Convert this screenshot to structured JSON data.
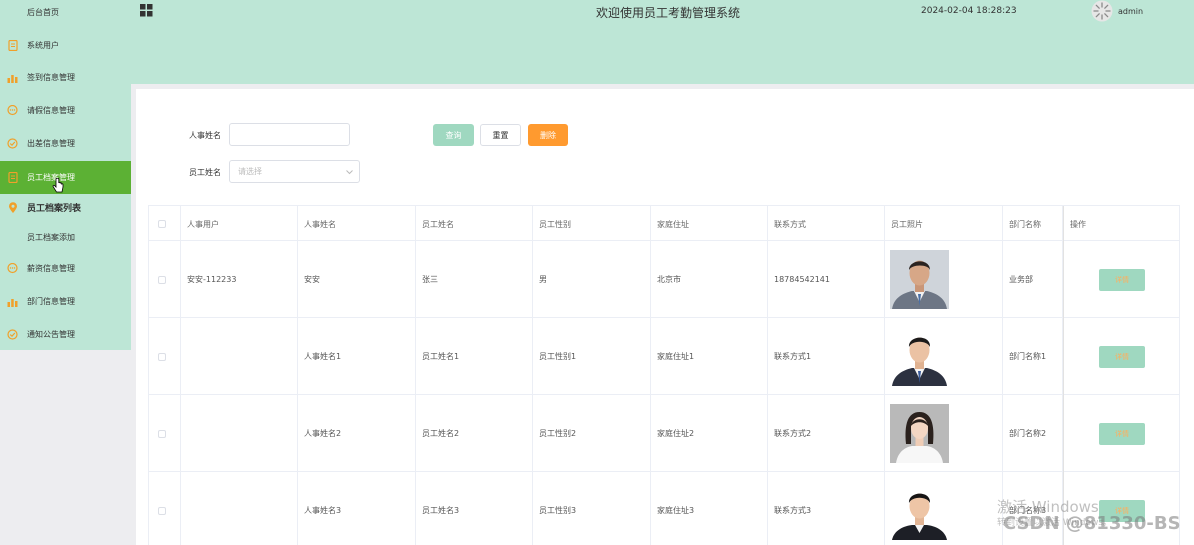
{
  "sidebar": {
    "items": [
      {
        "label": "后台首页",
        "icon": "home-icon"
      },
      {
        "label": "系统用户",
        "icon": "document-icon"
      },
      {
        "label": "签到信息管理",
        "icon": "bar-chart-icon"
      },
      {
        "label": "请假信息管理",
        "icon": "chat-icon"
      },
      {
        "label": "出差信息管理",
        "icon": "check-circle-icon"
      },
      {
        "label": "员工档案管理",
        "icon": "document-icon"
      },
      {
        "label": "员工档案列表",
        "icon": "location-pin-icon"
      },
      {
        "label": "员工档案添加",
        "icon": ""
      },
      {
        "label": "薪资信息管理",
        "icon": "chat-icon"
      },
      {
        "label": "部门信息管理",
        "icon": "bar-chart-icon"
      },
      {
        "label": "通知公告管理",
        "icon": "check-circle-icon"
      }
    ]
  },
  "header": {
    "title": "欢迎使用员工考勤管理系统",
    "datetime": "2024-02-04 18:28:23",
    "username": "admin"
  },
  "filters": {
    "hr_name_label": "人事姓名",
    "hr_name_value": "",
    "employee_name_label": "员工姓名",
    "employee_name_placeholder": "请选择"
  },
  "buttons": {
    "query": "查询",
    "reset": "重置",
    "delete": "删除",
    "detail": "详情"
  },
  "table": {
    "columns": [
      "人事用户",
      "人事姓名",
      "员工姓名",
      "员工性别",
      "家庭住址",
      "联系方式",
      "员工照片",
      "部门名称",
      "操作"
    ],
    "rows": [
      {
        "hr_user": "安安-112233",
        "hr_name": "安安",
        "employee_name": "张三",
        "gender": "男",
        "address": "北京市",
        "contact": "18784542141",
        "department": "业务部"
      },
      {
        "hr_user": "",
        "hr_name": "人事姓名1",
        "employee_name": "员工姓名1",
        "gender": "员工性别1",
        "address": "家庭住址1",
        "contact": "联系方式1",
        "department": "部门名称1"
      },
      {
        "hr_user": "",
        "hr_name": "人事姓名2",
        "employee_name": "员工姓名2",
        "gender": "员工性别2",
        "address": "家庭住址2",
        "contact": "联系方式2",
        "department": "部门名称2"
      },
      {
        "hr_user": "",
        "hr_name": "人事姓名3",
        "employee_name": "员工姓名3",
        "gender": "员工性别3",
        "address": "家庭住址3",
        "contact": "联系方式3",
        "department": "部门名称3"
      }
    ]
  },
  "watermark": {
    "windows": "激活 Windows",
    "windows_sub": "转到设置以激活 Windows。",
    "csdn": "CSDN @81330-BS"
  },
  "colors": {
    "sidebar_bg": "#bde6d6",
    "active_bg": "#5cb134",
    "icon_orange": "#f0a02a",
    "query_btn": "#9fd8c0",
    "delete_btn": "#ff9a2f"
  }
}
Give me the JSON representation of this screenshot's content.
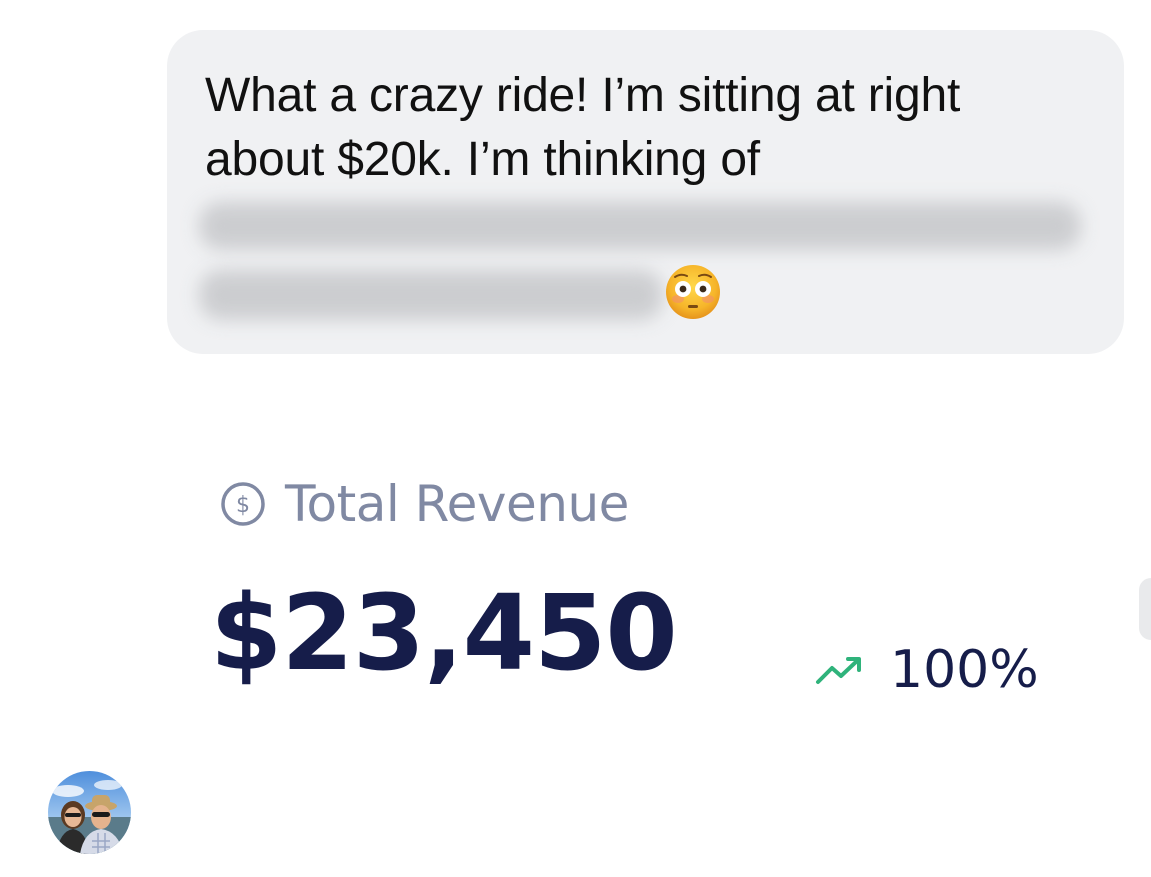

> **What you have to do**
Repeat each record exactly as shown above, dropping all images.

> **Written answer**
Convert this screenshot to structured JSON data.
{
  "sidebar": {
    "items": [
      {
        "label": "后台首页",
        "icon": "home-icon"
      },
      {
        "label": "系统用户",
        "icon": "document-icon"
      },
      {
        "label": "签到信息管理",
        "icon": "bar-chart-icon"
      },
      {
        "label": "请假信息管理",
        "icon": "chat-icon"
      },
      {
        "label": "出差信息管理",
        "icon": "check-circle-icon"
      },
      {
        "label": "员工档案管理",
        "icon": "document-icon"
      },
      {
        "label": "员工档案列表",
        "icon": "location-pin-icon"
      },
      {
        "label": "员工档案添加",
        "icon": ""
      },
      {
        "label": "薪资信息管理",
        "icon": "chat-icon"
      },
      {
        "label": "部门信息管理",
        "icon": "bar-chart-icon"
      },
      {
        "label": "通知公告管理",
        "icon": "check-circle-icon"
      }
    ]
  },
  "header": {
    "title": "欢迎使用员工考勤管理系统",
    "datetime": "2024-02-04 18:28:23",
    "username": "admin"
  },
  "filters": {
    "hr_name_label": "人事姓名",
    "hr_name_value": "",
    "employee_name_label": "员工姓名",
    "employee_name_placeholder": "请选择"
  },
  "buttons": {
    "query": "查询",
    "reset": "重置",
    "delete": "删除",
    "detail": "详情"
  },
  "table": {
    "columns": [
      "人事用户",
      "人事姓名",
      "员工姓名",
      "员工性别",
      "家庭住址",
      "联系方式",
      "员工照片",
      "部门名称",
      "操作"
    ],
    "rows": [
      {
        "hr_user": "安安-112233",
        "hr_name": "安安",
        "employee_name": "张三",
        "gender": "男",
        "address": "北京市",
        "contact": "18784542141",
        "department": "业务部"
      },
      {
        "hr_user": "",
        "hr_name": "人事姓名1",
        "employee_name": "员工姓名1",
        "gender": "员工性别1",
        "address": "家庭住址1",
        "contact": "联系方式1",
        "department": "部门名称1"
      },
      {
        "hr_user": "",
        "hr_name": "人事姓名2",
        "employee_name": "员工姓名2",
        "gender": "员工性别2",
        "address": "家庭住址2",
        "contact": "联系方式2",
        "department": "部门名称2"
      },
      {
        "hr_user": "",
        "hr_name": "人事姓名3",
        "employee_name": "员工姓名3",
        "gender": "员工性别3",
        "address": "家庭住址3",
        "contact": "联系方式3",
        "department": "部门名称3"
      }
    ]
  },
  "watermark": {
    "windows": "激活 Windows",
    "windows_sub": "转到设置以激活 Windows。",
    "csdn": "CSDN @81330-BS"
  },
  "colors": {
    "sidebar_bg": "#bde6d6",
    "active_bg": "#5cb134",
    "icon_orange": "#f0a02a",
    "query_btn": "#9fd8c0",
    "delete_btn": "#ff9a2f"
  }
}
Give me the JSON representation of this screenshot's content.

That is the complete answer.